Raw records:
============

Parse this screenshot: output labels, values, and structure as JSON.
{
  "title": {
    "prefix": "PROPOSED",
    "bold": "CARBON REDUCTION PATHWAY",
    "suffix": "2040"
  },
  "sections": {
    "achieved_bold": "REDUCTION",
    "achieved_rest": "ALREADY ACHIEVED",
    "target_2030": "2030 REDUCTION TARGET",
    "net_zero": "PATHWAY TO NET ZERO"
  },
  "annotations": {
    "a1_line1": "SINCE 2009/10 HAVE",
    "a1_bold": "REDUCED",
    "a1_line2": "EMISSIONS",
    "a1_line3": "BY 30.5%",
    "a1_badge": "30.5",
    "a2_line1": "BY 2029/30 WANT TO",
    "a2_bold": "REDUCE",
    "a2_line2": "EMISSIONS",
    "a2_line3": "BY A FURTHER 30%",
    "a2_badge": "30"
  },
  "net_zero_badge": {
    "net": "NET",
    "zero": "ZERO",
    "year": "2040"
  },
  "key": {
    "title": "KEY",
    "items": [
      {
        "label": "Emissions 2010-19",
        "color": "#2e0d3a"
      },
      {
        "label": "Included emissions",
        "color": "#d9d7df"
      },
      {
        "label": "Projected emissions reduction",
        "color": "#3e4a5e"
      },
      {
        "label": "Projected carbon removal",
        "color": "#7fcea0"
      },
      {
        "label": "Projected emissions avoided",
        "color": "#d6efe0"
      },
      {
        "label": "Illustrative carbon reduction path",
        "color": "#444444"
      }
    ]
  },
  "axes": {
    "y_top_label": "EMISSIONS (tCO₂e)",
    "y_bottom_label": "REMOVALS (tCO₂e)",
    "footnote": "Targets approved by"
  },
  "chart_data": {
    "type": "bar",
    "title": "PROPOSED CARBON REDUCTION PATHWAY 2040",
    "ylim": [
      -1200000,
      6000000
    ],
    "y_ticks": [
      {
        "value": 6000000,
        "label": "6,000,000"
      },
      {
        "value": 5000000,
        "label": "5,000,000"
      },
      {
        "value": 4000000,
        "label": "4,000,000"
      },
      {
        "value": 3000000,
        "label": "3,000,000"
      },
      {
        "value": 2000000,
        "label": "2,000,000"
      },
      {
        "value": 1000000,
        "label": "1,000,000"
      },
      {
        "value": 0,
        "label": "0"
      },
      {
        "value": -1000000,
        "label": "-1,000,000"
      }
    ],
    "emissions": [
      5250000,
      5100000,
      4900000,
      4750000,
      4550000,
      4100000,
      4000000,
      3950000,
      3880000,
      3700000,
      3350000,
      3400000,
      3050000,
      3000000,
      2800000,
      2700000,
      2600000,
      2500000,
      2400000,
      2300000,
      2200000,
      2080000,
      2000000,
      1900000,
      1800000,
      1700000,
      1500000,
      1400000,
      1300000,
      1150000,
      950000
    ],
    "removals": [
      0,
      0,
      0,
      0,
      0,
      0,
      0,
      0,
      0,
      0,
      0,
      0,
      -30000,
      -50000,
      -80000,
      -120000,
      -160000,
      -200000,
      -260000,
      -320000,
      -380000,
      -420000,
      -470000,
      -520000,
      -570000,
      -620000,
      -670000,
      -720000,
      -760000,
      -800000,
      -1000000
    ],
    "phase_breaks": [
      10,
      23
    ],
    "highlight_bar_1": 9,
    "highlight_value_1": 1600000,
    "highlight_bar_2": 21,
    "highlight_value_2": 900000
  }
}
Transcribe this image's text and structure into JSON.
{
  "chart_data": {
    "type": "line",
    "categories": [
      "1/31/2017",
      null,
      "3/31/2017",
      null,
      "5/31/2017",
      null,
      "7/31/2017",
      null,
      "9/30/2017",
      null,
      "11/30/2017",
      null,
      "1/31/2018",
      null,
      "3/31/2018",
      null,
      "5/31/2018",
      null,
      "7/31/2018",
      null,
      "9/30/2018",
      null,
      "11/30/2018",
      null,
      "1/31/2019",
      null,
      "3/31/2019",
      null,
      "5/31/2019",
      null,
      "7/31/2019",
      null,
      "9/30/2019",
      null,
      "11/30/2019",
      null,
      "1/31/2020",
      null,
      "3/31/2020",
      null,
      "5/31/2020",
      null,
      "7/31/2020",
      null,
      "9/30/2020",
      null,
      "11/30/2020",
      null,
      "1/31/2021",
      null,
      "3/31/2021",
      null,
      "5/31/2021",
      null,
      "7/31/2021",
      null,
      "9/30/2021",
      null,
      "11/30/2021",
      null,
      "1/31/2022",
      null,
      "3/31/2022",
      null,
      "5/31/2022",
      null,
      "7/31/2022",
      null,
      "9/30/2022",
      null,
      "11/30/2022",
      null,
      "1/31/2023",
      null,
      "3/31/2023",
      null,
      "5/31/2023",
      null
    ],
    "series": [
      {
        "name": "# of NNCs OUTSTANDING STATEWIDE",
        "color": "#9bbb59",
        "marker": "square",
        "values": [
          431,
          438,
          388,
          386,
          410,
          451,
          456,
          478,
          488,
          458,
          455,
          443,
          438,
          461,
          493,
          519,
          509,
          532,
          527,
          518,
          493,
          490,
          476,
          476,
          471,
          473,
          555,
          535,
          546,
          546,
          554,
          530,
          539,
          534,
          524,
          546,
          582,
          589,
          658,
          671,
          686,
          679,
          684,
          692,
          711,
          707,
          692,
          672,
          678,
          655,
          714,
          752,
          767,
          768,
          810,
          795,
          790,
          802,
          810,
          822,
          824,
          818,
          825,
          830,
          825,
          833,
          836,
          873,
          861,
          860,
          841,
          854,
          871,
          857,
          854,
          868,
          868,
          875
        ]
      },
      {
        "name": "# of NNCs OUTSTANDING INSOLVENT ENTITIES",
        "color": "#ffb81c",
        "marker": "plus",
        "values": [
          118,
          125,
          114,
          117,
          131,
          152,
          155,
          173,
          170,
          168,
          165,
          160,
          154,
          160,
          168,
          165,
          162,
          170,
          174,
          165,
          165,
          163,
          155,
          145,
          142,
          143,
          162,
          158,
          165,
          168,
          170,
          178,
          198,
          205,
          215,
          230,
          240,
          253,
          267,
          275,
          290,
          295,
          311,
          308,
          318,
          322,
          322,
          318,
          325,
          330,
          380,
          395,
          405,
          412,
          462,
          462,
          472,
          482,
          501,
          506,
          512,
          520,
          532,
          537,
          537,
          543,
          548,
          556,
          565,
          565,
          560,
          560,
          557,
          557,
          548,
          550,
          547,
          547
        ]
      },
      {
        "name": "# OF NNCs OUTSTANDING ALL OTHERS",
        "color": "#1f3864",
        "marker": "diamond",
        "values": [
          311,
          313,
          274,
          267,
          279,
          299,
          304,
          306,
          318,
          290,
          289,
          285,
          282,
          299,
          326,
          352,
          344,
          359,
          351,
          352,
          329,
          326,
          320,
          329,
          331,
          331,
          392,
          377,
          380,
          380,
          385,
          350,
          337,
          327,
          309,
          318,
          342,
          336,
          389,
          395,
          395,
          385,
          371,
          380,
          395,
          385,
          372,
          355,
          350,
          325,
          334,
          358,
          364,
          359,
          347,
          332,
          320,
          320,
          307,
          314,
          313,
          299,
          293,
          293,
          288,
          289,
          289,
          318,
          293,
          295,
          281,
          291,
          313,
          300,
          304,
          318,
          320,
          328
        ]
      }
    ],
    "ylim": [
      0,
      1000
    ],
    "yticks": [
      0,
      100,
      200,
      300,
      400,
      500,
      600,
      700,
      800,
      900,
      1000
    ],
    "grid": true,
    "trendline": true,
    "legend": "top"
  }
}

============

▸ **REQUEST**:
Print the complete listing again, exactly as it stands.

▸ **ANSWER**:
Parse this screenshot: output labels, values, and structure as JSON.
{
  "title": {
    "prefix": "PROPOSED",
    "bold": "CARBON REDUCTION PATHWAY",
    "suffix": "2040"
  },
  "sections": {
    "achieved_bold": "REDUCTION",
    "achieved_rest": "ALREADY ACHIEVED",
    "target_2030": "2030 REDUCTION TARGET",
    "net_zero": "PATHWAY TO NET ZERO"
  },
  "annotations": {
    "a1_line1": "SINCE 2009/10 HAVE",
    "a1_bold": "REDUCED",
    "a1_line2": "EMISSIONS",
    "a1_line3": "BY 30.5%",
    "a1_badge": "30.5",
    "a2_line1": "BY 2029/30 WANT TO",
    "a2_bold": "REDUCE",
    "a2_line2": "EMISSIONS",
    "a2_line3": "BY A FURTHER 30%",
    "a2_badge": "30"
  },
  "net_zero_badge": {
    "net": "NET",
    "zero": "ZERO",
    "year": "2040"
  },
  "key": {
    "title": "KEY",
    "items": [
      {
        "label": "Emissions 2010-19",
        "color": "#2e0d3a"
      },
      {
        "label": "Included emissions",
        "color": "#d9d7df"
      },
      {
        "label": "Projected emissions reduction",
        "color": "#3e4a5e"
      },
      {
        "label": "Projected carbon removal",
        "color": "#7fcea0"
      },
      {
        "label": "Projected emissions avoided",
        "color": "#d6efe0"
      },
      {
        "label": "Illustrative carbon reduction path",
        "color": "#444444"
      }
    ]
  },
  "axes": {
    "y_top_label": "EMISSIONS (tCO₂e)",
    "y_bottom_label": "REMOVALS (tCO₂e)",
    "footnote": "Targets approved by"
  },
  "chart_data": {
    "type": "bar",
    "title": "PROPOSED CARBON REDUCTION PATHWAY 2040",
    "ylim": [
      -1200000,
      6000000
    ],
    "y_ticks": [
      {
        "value": 6000000,
        "label": "6,000,000"
      },
      {
        "value": 5000000,
        "label": "5,000,000"
      },
      {
        "value": 4000000,
        "label": "4,000,000"
      },
      {
        "value": 3000000,
        "label": "3,000,000"
      },
      {
        "value": 2000000,
        "label": "2,000,000"
      },
      {
        "value": 1000000,
        "label": "1,000,000"
      },
      {
        "value": 0,
        "label": "0"
      },
      {
        "value": -1000000,
        "label": "-1,000,000"
      }
    ],
    "emissions": [
      5250000,
      5100000,
      4900000,
      4750000,
      4550000,
      4100000,
      4000000,
      3950000,
      3880000,
      3700000,
      3350000,
      3400000,
      3050000,
      3000000,
      2800000,
      2700000,
      2600000,
      2500000,
      2400000,
      2300000,
      2200000,
      2080000,
      2000000,
      1900000,
      1800000,
      1700000,
      1500000,
      1400000,
      1300000,
      1150000,
      950000
    ],
    "removals": [
      0,
      0,
      0,
      0,
      0,
      0,
      0,
      0,
      0,
      0,
      0,
      0,
      -30000,
      -50000,
      -80000,
      -120000,
      -160000,
      -200000,
      -260000,
      -320000,
      -380000,
      -420000,
      -470000,
      -520000,
      -570000,
      -620000,
      -670000,
      -720000,
      -760000,
      -800000,
      -1000000
    ],
    "phase_breaks": [
      10,
      23
    ],
    "highlight_bar_1": 9,
    "highlight_value_1": 1600000,
    "highlight_bar_2": 21,
    "highlight_value_2": 900000
  }
}
Transcribe this image's text and structure into JSON.
{
  "chart_data": {
    "type": "line",
    "categories": [
      "1/31/2017",
      null,
      "3/31/2017",
      null,
      "5/31/2017",
      null,
      "7/31/2017",
      null,
      "9/30/2017",
      null,
      "11/30/2017",
      null,
      "1/31/2018",
      null,
      "3/31/2018",
      null,
      "5/31/2018",
      null,
      "7/31/2018",
      null,
      "9/30/2018",
      null,
      "11/30/2018",
      null,
      "1/31/2019",
      null,
      "3/31/2019",
      null,
      "5/31/2019",
      null,
      "7/31/2019",
      null,
      "9/30/2019",
      null,
      "11/30/2019",
      null,
      "1/31/2020",
      null,
      "3/31/2020",
      null,
      "5/31/2020",
      null,
      "7/31/2020",
      null,
      "9/30/2020",
      null,
      "11/30/2020",
      null,
      "1/31/2021",
      null,
      "3/31/2021",
      null,
      "5/31/2021",
      null,
      "7/31/2021",
      null,
      "9/30/2021",
      null,
      "11/30/2021",
      null,
      "1/31/2022",
      null,
      "3/31/2022",
      null,
      "5/31/2022",
      null,
      "7/31/2022",
      null,
      "9/30/2022",
      null,
      "11/30/2022",
      null,
      "1/31/2023",
      null,
      "3/31/2023",
      null,
      "5/31/2023",
      null
    ],
    "series": [
      {
        "name": "# of NNCs OUTSTANDING STATEWIDE",
        "color": "#9bbb59",
        "marker": "square",
        "values": [
          431,
          438,
          388,
          386,
          410,
          451,
          456,
          478,
          488,
          458,
          455,
          443,
          438,
          461,
          493,
          519,
          509,
          532,
          527,
          518,
          493,
          490,
          476,
          476,
          471,
          473,
          555,
          535,
          546,
          546,
          554,
          530,
          539,
          534,
          524,
          546,
          582,
          589,
          658,
          671,
          686,
          679,
          684,
          692,
          711,
          707,
          692,
          672,
          678,
          655,
          714,
          752,
          767,
          768,
          810,
          795,
          790,
          802,
          810,
          822,
          824,
          818,
          825,
          830,
          825,
          833,
          836,
          873,
          861,
          860,
          841,
          854,
          871,
          857,
          854,
          868,
          868,
          875
        ]
      },
      {
        "name": "# of NNCs OUTSTANDING INSOLVENT ENTITIES",
        "color": "#ffb81c",
        "marker": "plus",
        "values": [
          118,
          125,
          114,
          117,
          131,
          152,
          155,
          173,
          170,
          168,
          165,
          160,
          154,
          160,
          168,
          165,
          162,
          170,
          174,
          165,
          165,
          163,
          155,
          145,
          142,
          143,
          162,
          158,
          165,
          168,
          170,
          178,
          198,
          205,
          215,
          230,
          240,
          253,
          267,
          275,
          290,
          295,
          311,
          308,
          318,
          322,
          322,
          318,
          325,
          330,
          380,
          395,
          405,
          412,
          462,
          462,
          472,
          482,
          501,
          506,
          512,
          520,
          532,
          537,
          537,
          543,
          548,
          556,
          565,
          565,
          560,
          560,
          557,
          557,
          548,
          550,
          547,
          547
        ]
      },
      {
        "name": "# OF NNCs OUTSTANDING ALL OTHERS",
        "color": "#1f3864",
        "marker": "diamond",
        "values": [
          311,
          313,
          274,
          267,
          279,
          299,
          304,
          306,
          318,
          290,
          289,
          285,
          282,
          299,
          326,
          352,
          344,
          359,
          351,
          352,
          329,
          326,
          320,
          329,
          331,
          331,
          392,
          377,
          380,
          380,
          385,
          350,
          337,
          327,
          309,
          318,
          342,
          336,
          389,
          395,
          395,
          385,
          371,
          380,
          395,
          385,
          372,
          355,
          350,
          325,
          334,
          358,
          364,
          359,
          347,
          332,
          320,
          320,
          307,
          314,
          313,
          299,
          293,
          293,
          288,
          289,
          289,
          318,
          293,
          295,
          281,
          291,
          313,
          300,
          304,
          318,
          320,
          328
        ]
      }
    ],
    "ylim": [
      0,
      1000
    ],
    "yticks": [
      0,
      100,
      200,
      300,
      400,
      500,
      600,
      700,
      800,
      900,
      1000
    ],
    "grid": true,
    "trendline": true,
    "legend": "top"
  }
}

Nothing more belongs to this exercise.